Exercise task:
Whenever a line contains the string "ylabel", copy it out of the entries.

Input:
┄┄┄┄┄┄

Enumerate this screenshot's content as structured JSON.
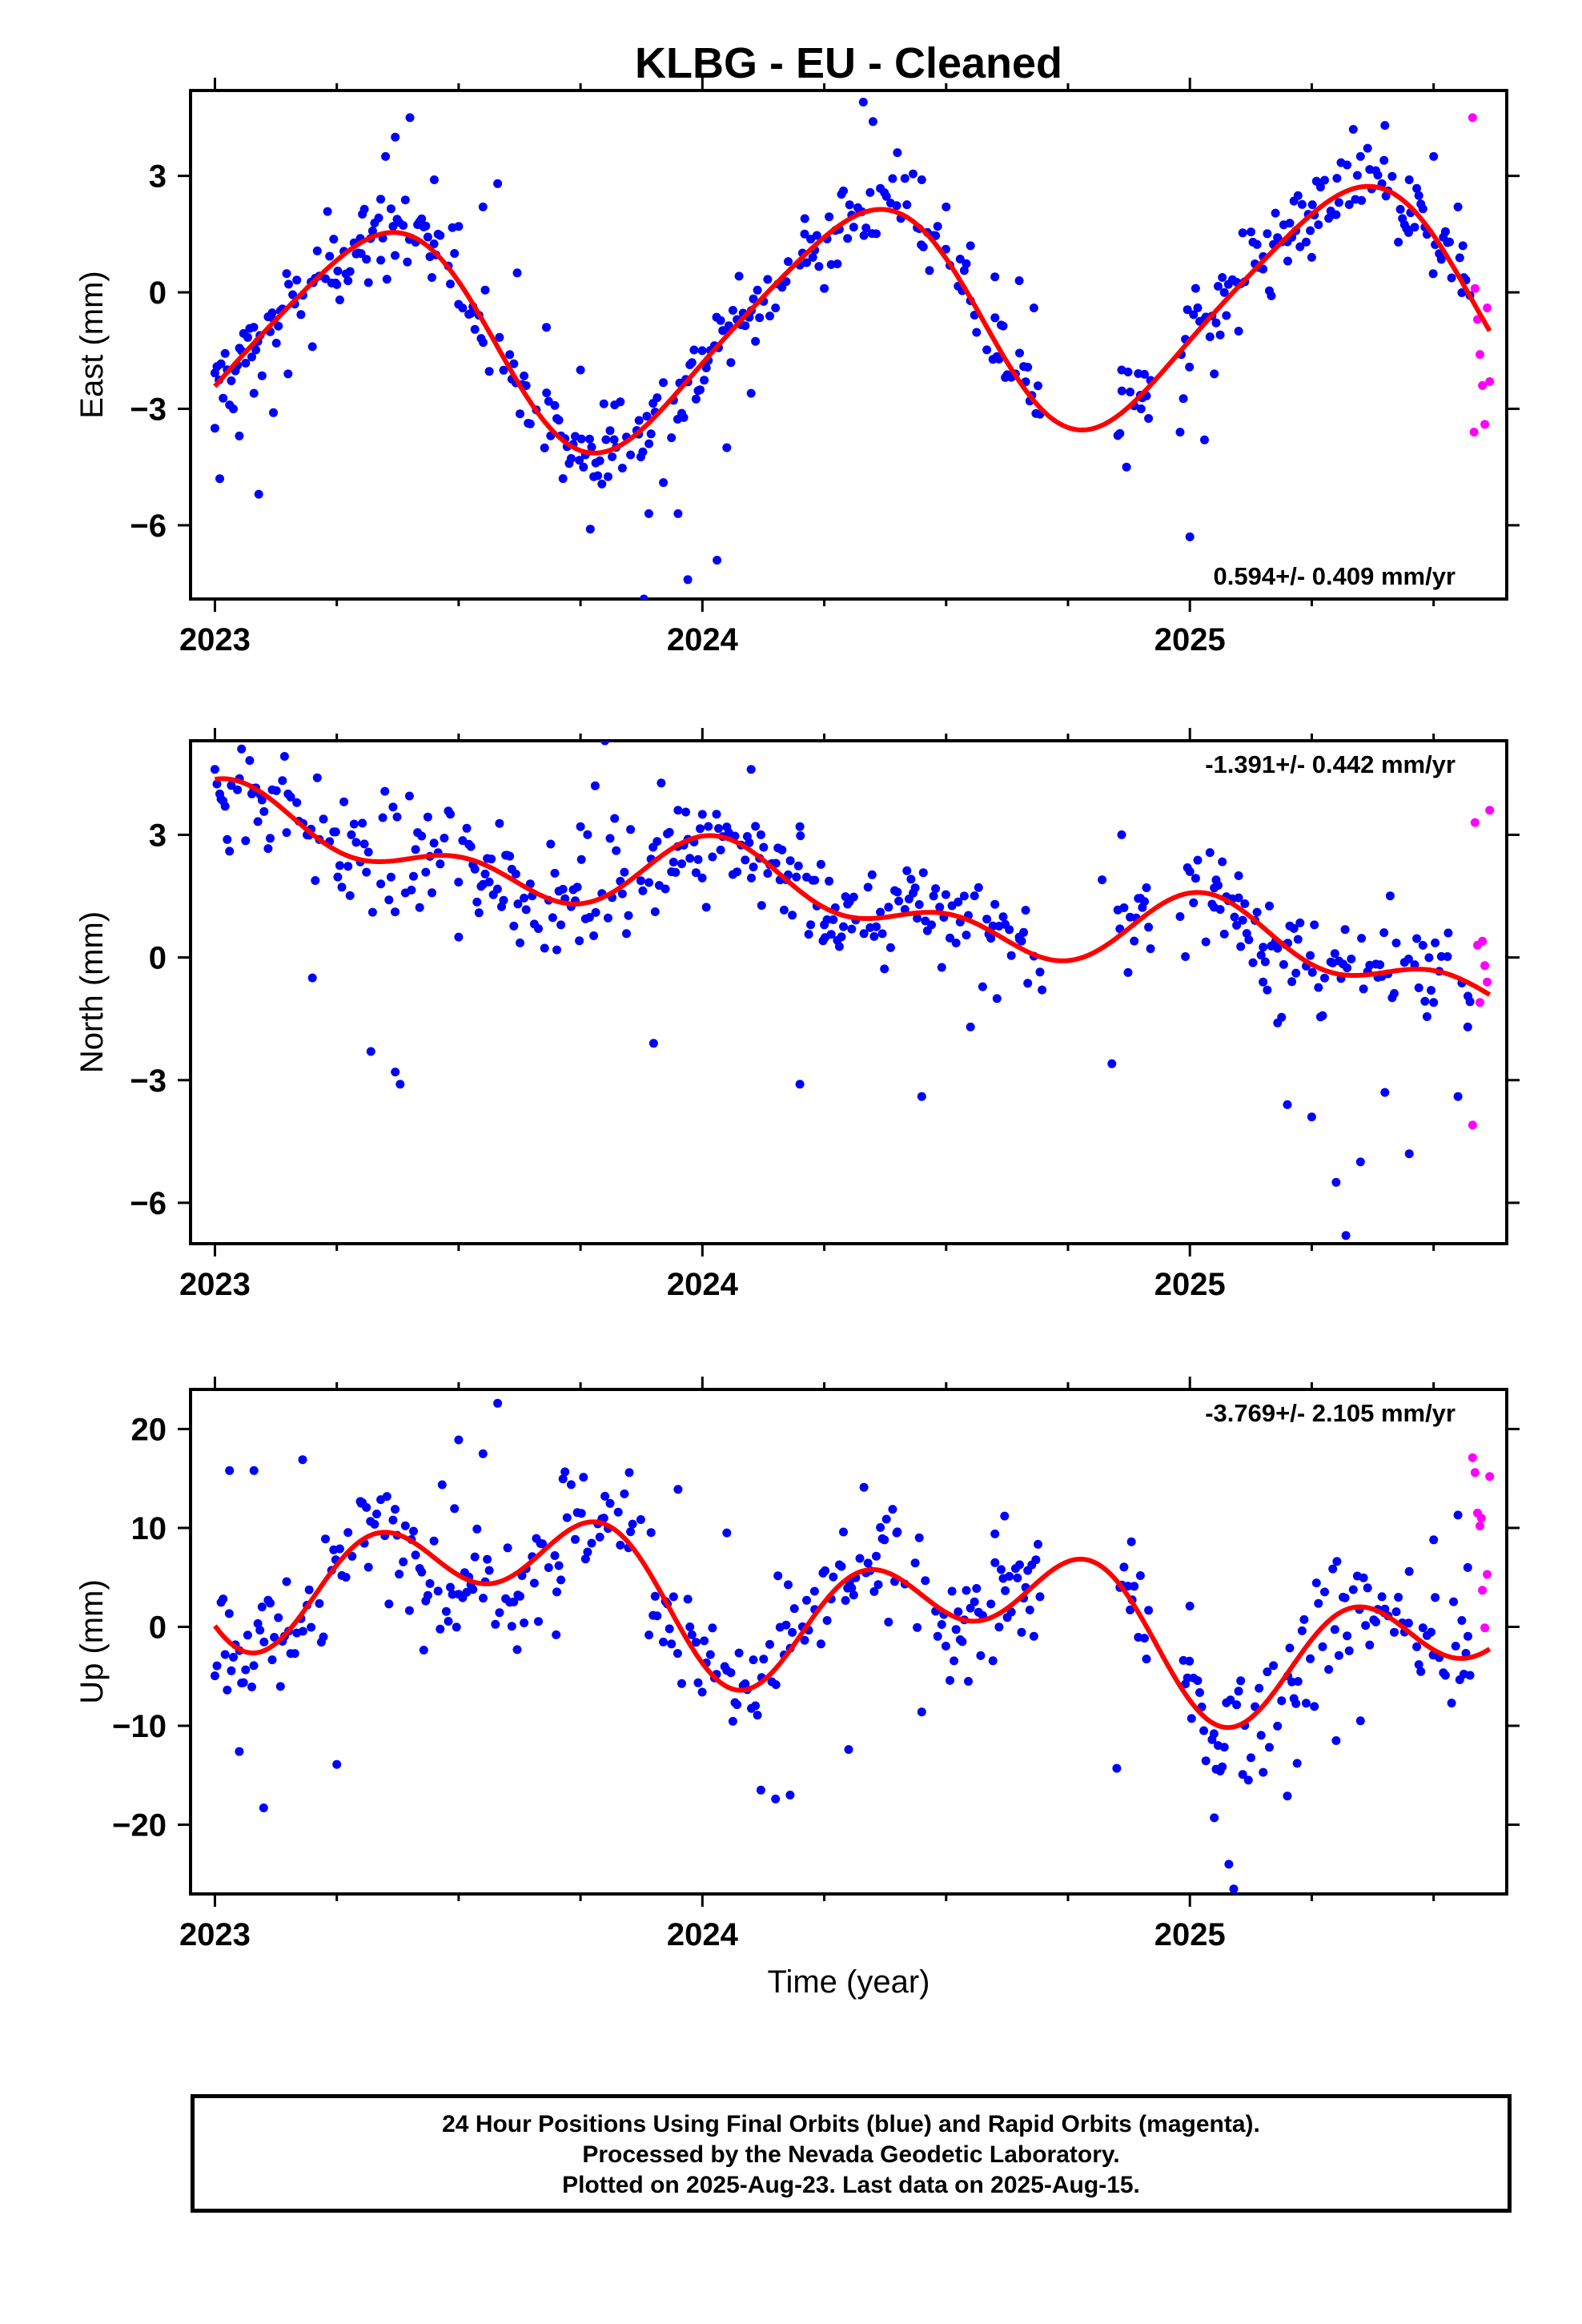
{
  "title": "KLBG  - EU - Cleaned",
  "x_axis_label": "Time (year)",
  "footer": {
    "line1": "24 Hour Positions Using Final Orbits (blue) and Rapid Orbits (magenta).",
    "line2": "Processed by the Nevada Geodetic Laboratory.",
    "line3": "Plotted on 2025-Aug-23. Last data on 2025-Aug-15."
  },
  "colors": {
    "final": "#0000ff",
    "rapid": "#ff00ff",
    "fit": "#ff0000",
    "axis": "#000000"
  },
  "chart_data": [
    {
      "type": "scatter",
      "panel": "east",
      "ylabel": "East (mm)",
      "rate_text": "0.594+/- 0.409 mm/yr",
      "rate_position": "bottom-right",
      "xlim": [
        2022.95,
        2025.65
      ],
      "ylim": [
        -7.9,
        5.2
      ],
      "xticks": [
        2023,
        2024,
        2025
      ],
      "xtick_labels": [
        "2023",
        "2024",
        "2025"
      ],
      "yticks": [
        -6,
        -3,
        0,
        3
      ],
      "ytick_labels": [
        "−6",
        "−3",
        "0",
        "3"
      ],
      "fit": {
        "offset": -0.8,
        "rate": 0.594,
        "cos_annual": -1.2,
        "sin_annual": 2.6,
        "cos_semi": 0.35,
        "sin_semi": -0.2
      },
      "final_spread": 0.75,
      "series": [
        {
          "name": "Final Orbits",
          "color": "#0000ff",
          "points": [
            [
              2023.0,
              -3.5
            ],
            [
              2023.01,
              -4.8
            ],
            [
              2023.03,
              -2.9
            ],
            [
              2023.05,
              -3.7
            ],
            [
              2023.08,
              -2.6
            ],
            [
              2023.09,
              -5.2
            ],
            [
              2023.12,
              -3.1
            ],
            [
              2023.15,
              -2.1
            ],
            [
              2023.2,
              -1.4
            ],
            [
              2023.25,
              0.2
            ],
            [
              2023.3,
              1.0
            ],
            [
              2023.34,
              2.4
            ],
            [
              2023.35,
              3.5
            ],
            [
              2023.37,
              4.0
            ],
            [
              2023.4,
              4.5
            ],
            [
              2023.45,
              2.9
            ],
            [
              2023.5,
              1.7
            ],
            [
              2023.55,
              2.2
            ],
            [
              2023.58,
              2.8
            ],
            [
              2023.62,
              0.5
            ],
            [
              2023.68,
              -0.9
            ],
            [
              2023.75,
              -2.0
            ],
            [
              2023.77,
              -6.1
            ],
            [
              2023.82,
              -2.9
            ],
            [
              2023.87,
              -3.3
            ],
            [
              2023.89,
              -5.7
            ],
            [
              2023.88,
              -7.9
            ],
            [
              2023.92,
              -4.9
            ],
            [
              2023.95,
              -5.7
            ],
            [
              2023.97,
              -7.4
            ],
            [
              2024.03,
              -6.9
            ],
            [
              2024.05,
              -4.0
            ],
            [
              2024.1,
              -2.6
            ],
            [
              2024.15,
              -0.4
            ],
            [
              2024.2,
              0.7
            ],
            [
              2024.21,
              1.9
            ],
            [
              2024.25,
              0.1
            ],
            [
              2024.33,
              4.9
            ],
            [
              2024.35,
              4.4
            ],
            [
              2024.4,
              3.6
            ],
            [
              2024.45,
              2.9
            ],
            [
              2024.5,
              2.2
            ],
            [
              2024.55,
              1.2
            ],
            [
              2024.6,
              0.4
            ],
            [
              2024.65,
              0.3
            ],
            [
              2024.68,
              -0.4
            ],
            [
              2024.86,
              -2.0
            ],
            [
              2024.87,
              -4.5
            ],
            [
              2024.9,
              -3.0
            ],
            [
              2024.98,
              -3.6
            ],
            [
              2025.0,
              -6.3
            ],
            [
              2025.03,
              -3.8
            ],
            [
              2025.05,
              -2.1
            ],
            [
              2025.1,
              -1.0
            ],
            [
              2025.15,
              0.6
            ],
            [
              2025.2,
              1.3
            ],
            [
              2025.25,
              0.9
            ],
            [
              2025.3,
              2.0
            ],
            [
              2025.35,
              3.5
            ],
            [
              2025.4,
              4.3
            ],
            [
              2025.45,
              2.9
            ],
            [
              2025.5,
              3.5
            ],
            [
              2025.55,
              2.2
            ],
            [
              2025.56,
              1.2
            ]
          ]
        },
        {
          "name": "Rapid Orbits",
          "color": "#ff00ff",
          "points": [
            [
              2025.58,
              4.5
            ],
            [
              2025.585,
              0.1
            ],
            [
              2025.59,
              -0.7
            ],
            [
              2025.595,
              -1.6
            ],
            [
              2025.6,
              -2.4
            ],
            [
              2025.605,
              -3.4
            ],
            [
              2025.61,
              -0.4
            ],
            [
              2025.615,
              -2.3
            ],
            [
              2025.583,
              -3.6
            ]
          ]
        }
      ],
      "fit_line": {
        "name": "Fit",
        "color": "#ff0000"
      }
    },
    {
      "type": "scatter",
      "panel": "north",
      "ylabel": "North (mm)",
      "rate_text": "-1.391+/- 0.442 mm/yr",
      "rate_position": "top-right",
      "xlim": [
        2022.95,
        2025.65
      ],
      "ylim": [
        -7.0,
        5.3
      ],
      "xticks": [
        2023,
        2024,
        2025
      ],
      "xtick_labels": [
        "2023",
        "2024",
        "2025"
      ],
      "yticks": [
        -6,
        -3,
        0,
        3
      ],
      "ytick_labels": [
        "−6",
        "−3",
        "0",
        "3"
      ],
      "fit": {
        "offset": 1.4,
        "rate": -1.391,
        "cos_annual": 0.6,
        "sin_annual": 0.3,
        "cos_semi": 0.55,
        "sin_semi": 0.1
      },
      "final_spread": 0.95,
      "series": [
        {
          "name": "Final Orbits",
          "color": "#0000ff",
          "points": [
            [
              2023.0,
              4.6
            ],
            [
              2023.01,
              4.0
            ],
            [
              2023.03,
              2.6
            ],
            [
              2023.15,
              4.0
            ],
            [
              2023.2,
              -0.5
            ],
            [
              2023.28,
              3.0
            ],
            [
              2023.32,
              -2.3
            ],
            [
              2023.37,
              -2.8
            ],
            [
              2023.38,
              -3.1
            ],
            [
              2023.5,
              0.5
            ],
            [
              2023.6,
              2.5
            ],
            [
              2023.75,
              3.2
            ],
            [
              2023.78,
              4.2
            ],
            [
              2023.8,
              5.3
            ],
            [
              2023.82,
              3.4
            ],
            [
              2023.9,
              -2.1
            ],
            [
              2023.95,
              3.6
            ],
            [
              2024.0,
              3.5
            ],
            [
              2024.1,
              4.6
            ],
            [
              2024.12,
              3.0
            ],
            [
              2024.2,
              3.2
            ],
            [
              2024.2,
              -3.1
            ],
            [
              2024.25,
              0.8
            ],
            [
              2024.4,
              1.6
            ],
            [
              2024.45,
              -3.4
            ],
            [
              2024.55,
              -1.7
            ],
            [
              2024.6,
              1.3
            ],
            [
              2024.65,
              0.5
            ],
            [
              2024.82,
              1.9
            ],
            [
              2024.84,
              -2.6
            ],
            [
              2024.86,
              3.0
            ],
            [
              2024.98,
              1.0
            ],
            [
              2025.0,
              2.1
            ],
            [
              2025.05,
              1.7
            ],
            [
              2025.1,
              2.0
            ],
            [
              2025.15,
              -0.6
            ],
            [
              2025.18,
              -1.6
            ],
            [
              2025.2,
              -3.6
            ],
            [
              2025.25,
              -3.9
            ],
            [
              2025.3,
              -5.5
            ],
            [
              2025.32,
              -6.8
            ],
            [
              2025.35,
              -5.0
            ],
            [
              2025.4,
              -3.3
            ],
            [
              2025.45,
              -4.8
            ],
            [
              2025.5,
              -1.1
            ],
            [
              2025.53,
              0.6
            ],
            [
              2025.55,
              -3.4
            ],
            [
              2025.57,
              -1.7
            ]
          ]
        },
        {
          "name": "Rapid Orbits",
          "color": "#ff00ff",
          "points": [
            [
              2025.58,
              -4.1
            ],
            [
              2025.585,
              3.3
            ],
            [
              2025.59,
              0.3
            ],
            [
              2025.595,
              -1.1
            ],
            [
              2025.6,
              0.4
            ],
            [
              2025.605,
              -0.2
            ],
            [
              2025.61,
              -0.6
            ],
            [
              2025.615,
              3.6
            ]
          ]
        }
      ],
      "fit_line": {
        "name": "Fit",
        "color": "#ff0000"
      }
    },
    {
      "type": "scatter",
      "panel": "up",
      "ylabel": "Up (mm)",
      "rate_text": "-3.769+/- 2.105 mm/yr",
      "rate_position": "top-right",
      "xlim": [
        2022.95,
        2025.65
      ],
      "ylim": [
        -27,
        24
      ],
      "xticks": [
        2023,
        2024,
        2025
      ],
      "xtick_labels": [
        "2023",
        "2024",
        "2025"
      ],
      "yticks": [
        -20,
        -10,
        0,
        10,
        20
      ],
      "ytick_labels": [
        "−20",
        "−10",
        "0",
        "10",
        "20"
      ],
      "fit": {
        "offset": 2.0,
        "rate": -3.769,
        "cos_annual": -3.5,
        "sin_annual": -3.0,
        "cos_semi": -3.3,
        "sin_semi": -3.5
      },
      "final_spread": 4.5,
      "series": [
        {
          "name": "Final Orbits",
          "color": "#0000ff",
          "points": [
            [
              2023.03,
              15.8
            ],
            [
              2023.05,
              -12.6
            ],
            [
              2023.08,
              15.8
            ],
            [
              2023.1,
              -18.3
            ],
            [
              2023.18,
              16.9
            ],
            [
              2023.25,
              -13.9
            ],
            [
              2023.3,
              12.5
            ],
            [
              2023.5,
              18.9
            ],
            [
              2023.55,
              17.5
            ],
            [
              2023.58,
              22.6
            ],
            [
              2023.62,
              -2.3
            ],
            [
              2023.7,
              -0.8
            ],
            [
              2023.8,
              13.2
            ],
            [
              2023.85,
              15.6
            ],
            [
              2023.95,
              13.9
            ],
            [
              2024.05,
              9.5
            ],
            [
              2024.12,
              -16.5
            ],
            [
              2024.15,
              -17.4
            ],
            [
              2024.18,
              -17.0
            ],
            [
              2024.23,
              3.6
            ],
            [
              2024.3,
              -12.4
            ],
            [
              2024.4,
              9.6
            ],
            [
              2024.45,
              -8.6
            ],
            [
              2024.6,
              9.4
            ],
            [
              2024.62,
              11.2
            ],
            [
              2024.85,
              -14.3
            ],
            [
              2024.88,
              8.6
            ],
            [
              2025.0,
              2.1
            ],
            [
              2025.05,
              -19.3
            ],
            [
              2025.08,
              -24.0
            ],
            [
              2025.09,
              -26.5
            ],
            [
              2025.12,
              -15.5
            ],
            [
              2025.2,
              -17.1
            ],
            [
              2025.22,
              -13.8
            ],
            [
              2025.3,
              -11.5
            ],
            [
              2025.35,
              -9.5
            ],
            [
              2025.4,
              1.8
            ],
            [
              2025.45,
              5.6
            ],
            [
              2025.5,
              8.8
            ],
            [
              2025.55,
              11.3
            ],
            [
              2025.57,
              6.0
            ]
          ]
        },
        {
          "name": "Rapid Orbits",
          "color": "#ff00ff",
          "points": [
            [
              2025.58,
              17.1
            ],
            [
              2025.585,
              15.6
            ],
            [
              2025.59,
              11.5
            ],
            [
              2025.595,
              10.2
            ],
            [
              2025.6,
              3.7
            ],
            [
              2025.605,
              -0.1
            ],
            [
              2025.61,
              5.3
            ],
            [
              2025.615,
              15.2
            ],
            [
              2025.598,
              11.0
            ]
          ]
        }
      ],
      "fit_line": {
        "name": "Fit",
        "color": "#ff0000"
      }
    }
  ]
}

┄┄┄┄┄┄

Full answer:
      "ylabel": "East (mm)",
      "ylabel": "North (mm)",
      "ylabel": "Up (mm)",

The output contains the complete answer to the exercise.